# Aim of the exercise
Wherever the string "องสงส" appears, copy the whole line.

+++ Extracted material +++

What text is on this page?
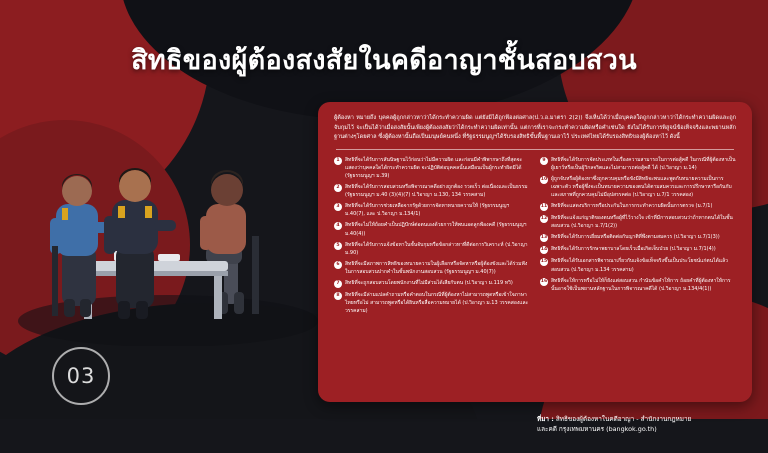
สิทธิของผู้ต้องสงสัยในคดีอาญาชั้นสอบสวน
03
ผู้ต้องหา หมายถึง บุคคลผู้ถูกกล่าวหาว่าได้กระทำความผิด แต่ยังมิได้ถูกฟ้องต่อศาล(ป.ว.อ.มาตรา 2(2)) จึงเห็นได้ว่าเมื่อบุคคลใดถูกกล่าวหาว่าได้กระทำความผิดและถูกจับกุมไว้ จะเป็นได้ว่าเมื่อสงสัยนั้นเพียงผู้ต้องสงสัยว่าได้กระทำความผิดเท่านั้น แต่การที่เราจะกระทำความผิดหรือคำเช่นใด ยังไม่ได้รับการพิสูจน์ข้อเท็จจริงและพยานหลักฐานต่างๆโดยศาล ซึ่งผู้ต้องหานั้นถือเป็นมนุษย์คนหนึ่ง ที่รัฐธรรมนูญฯได้รับรองสิทธิขั้นพื้นฐานเอาไว้ ประเทศไทยได้รับรองสิทธิของผู้ต้องหาไว้ ดังนี้
1	สิทธิที่จะได้รับการสันนิษฐานไว้ก่อนว่าไม่มีความผิด และก่อนมีคำพิพากษาถึงที่สุดจะแสดงว่าบุคคลใดได้กระทำความผิด จะปฏิบัติต่อบุคคลนั้นเสมือนเป็นผู้กระทำผิดมิได้ (รัฐธรรมนูญฯ ม.39)
2	สิทธิที่จะได้รับการสอบสวนหรือพิจารณาคดีอย่างถูกต้อง รวดเร็ว ต่อเนื่องและเป็นธรรม (รัฐธรรมนูญฯ ม.40 (3)(4)(7) ป.วิอาญา ม.130, 134 วรรคสาม)
3	สิทธิที่จะได้รับการช่วยเหลือจากรัฐด้วยการจัดหาทนายความให้ (รัฐธรรมนูญฯ ม.40(7), และ ป.วิอาญา ม.134/1)
4	สิทธิที่จะไม่ให้ถ้อยคำเป็นปฏิปักษ์ต่อตนเองด้วยการให้พบแอดลูกฟ้องคดี (รัฐธรรมนูญฯ ม.40(4))
5	สิทธิที่จะได้รับการแจ้งข้อหาในชั้นจับกุมหรือข้อกล่าวหาที่ดีต่อการวิเคราะห์ (ป.วิอาญา ม.90)
6	สิทธิที่จะมีสภาพการสิทธิของทนายความในผู้เลือกหรือจัดหาหรือผู้ต้องขังและได้ร่วมฟังในการสอบสวนปากคำในชั้นพนักงานสอบสวน (รัฐธรรมนูญฯ ม.40(7))
7	สิทธิที่จะถูกสอบสวนโดยพนักงานที่ไม่มีส่วนได้เสียกับตน (ป.วิอาญา ม.119 ทวิ)
8	สิทธิที่จะมีล่ามแปลคำถามหรือคำตอบในกรณีที่ผู้ต้องหาไม่สามารถพูดหรือเข้าใจภาษาไทยหรือไม่ สามารถพูดหรือได้ยินหรือสื่อความหมายได้ (ป.วิอาญา ม.13 วรรคสองและวรรคสาม)
9	สิทธิที่จะได้รับการจัดประเภทในเรื่องความสามารถในการต่อสู้คดี ในกรณีที่ผู้ต้องหาเป็นผู้เยาว์หรือเป็นผู้วิกลจริตและไม่สามารถต่อสู้คดี ได้ (ป.วิอาญา ม.14)
10 ผู้ถูกจับหรือผู้ต้องหาซึ่งถูกควบคุมหรือขังมีสิทธิจะพบและพูดกับทนายความเป็นการเฉพาะตัว หรือผู้ซึ่งจะเป็นทนายความของตนได้ตามสมควรและการปรึกษาหารือกันกับและสภาพที่ถูกควบคุมไม่มีอุปสรรคต่อ (ป.วิอาญา ม.7/1 วรรคสอง)
11 สิทธิที่จะแสดงบริการหรือประกันในการกระทำความผิดนั้นการตรวจ (ม.7/1)
12 สิทธิที่จะแจ้งแก่ญาติของตนหรือผู้ที่ไว้วางใจ เข้าที่มีการสอบสวนว่าถ้าหากตนได้ในชั้นสอบสวน (ป.วิอาญา ม.7/1(2))
13 สิทธิที่จะได้รับการเยี่ยมหรือติดต่อกับญาติที่พึงตามสมควร (ป.วิอาญา ม.7/1(3))
14 สิทธิที่จะได้รับการรักษาพยาบาลโดยเร็วเมื่อเกิดเจ็บป่วย (ป.วิอาญา ม.7/1(4))
15 สิทธิที่จะได้รับเอกสารพิจารณาเกี่ยวกับแจ้งข้อเท็จจริงขึ้นเป็นประโยชน์แก่ตนได้แล้วสอบสวน (ป.วิอาญา ม.134 วรรคสาม)
16 สิทธิที่จะให้การหรือไม่ให้ก็ยังแต่สอบสวน กำนันข้อคำให้การ ถ้อยคำที่ผู้ต้องหาให้การนั้นอาจใช้เป็นพยานหลักฐานในการพิจารณาคดีได้ (ป.วิอาญา ม.134/4(1))
ที่มา : สิทธิของผู้ต้องหาในคดีอาญา - สำนักงานกฎหมาย
และคดี กรุงเทพมหานคร (bangkok.go.th)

+++

# Output of the exercise
สิทธิของผู้ต้องสงสัยในคดีอาญาชั้นสอบสวน
ผู้ต้องหา หมายถึง บุคคลผู้ถูกกล่าวหาว่าได้กระทำความผิด แต่ยังมิได้ถูกฟ้องต่อศาล(ป.ว.อ.มาตรา 2(2)) จึงเห็นได้ว่าเมื่อบุคคลใดถูกกล่าวหาว่าได้กระทำความผิดและถูกจับกุมไว้ จะเป็นได้ว่าเมื่อสงสัยนั้นเพียงผู้ต้องสงสัยว่าได้กระทำความผิดเท่านั้น แต่การที่เราจะกระทำความผิดหรือคำเช่นใด ยังไม่ได้รับการพิสูจน์ข้อเท็จจริงและพยานหลักฐานต่างๆโดยศาล ซึ่งผู้ต้องหานั้นถือเป็นมนุษย์คนหนึ่ง ที่รัฐธรรมนูญฯได้รับรองสิทธิขั้นพื้นฐานเอาไว้ ประเทศไทยได้รับรองสิทธิของผู้ต้องหาไว้ ดังนี้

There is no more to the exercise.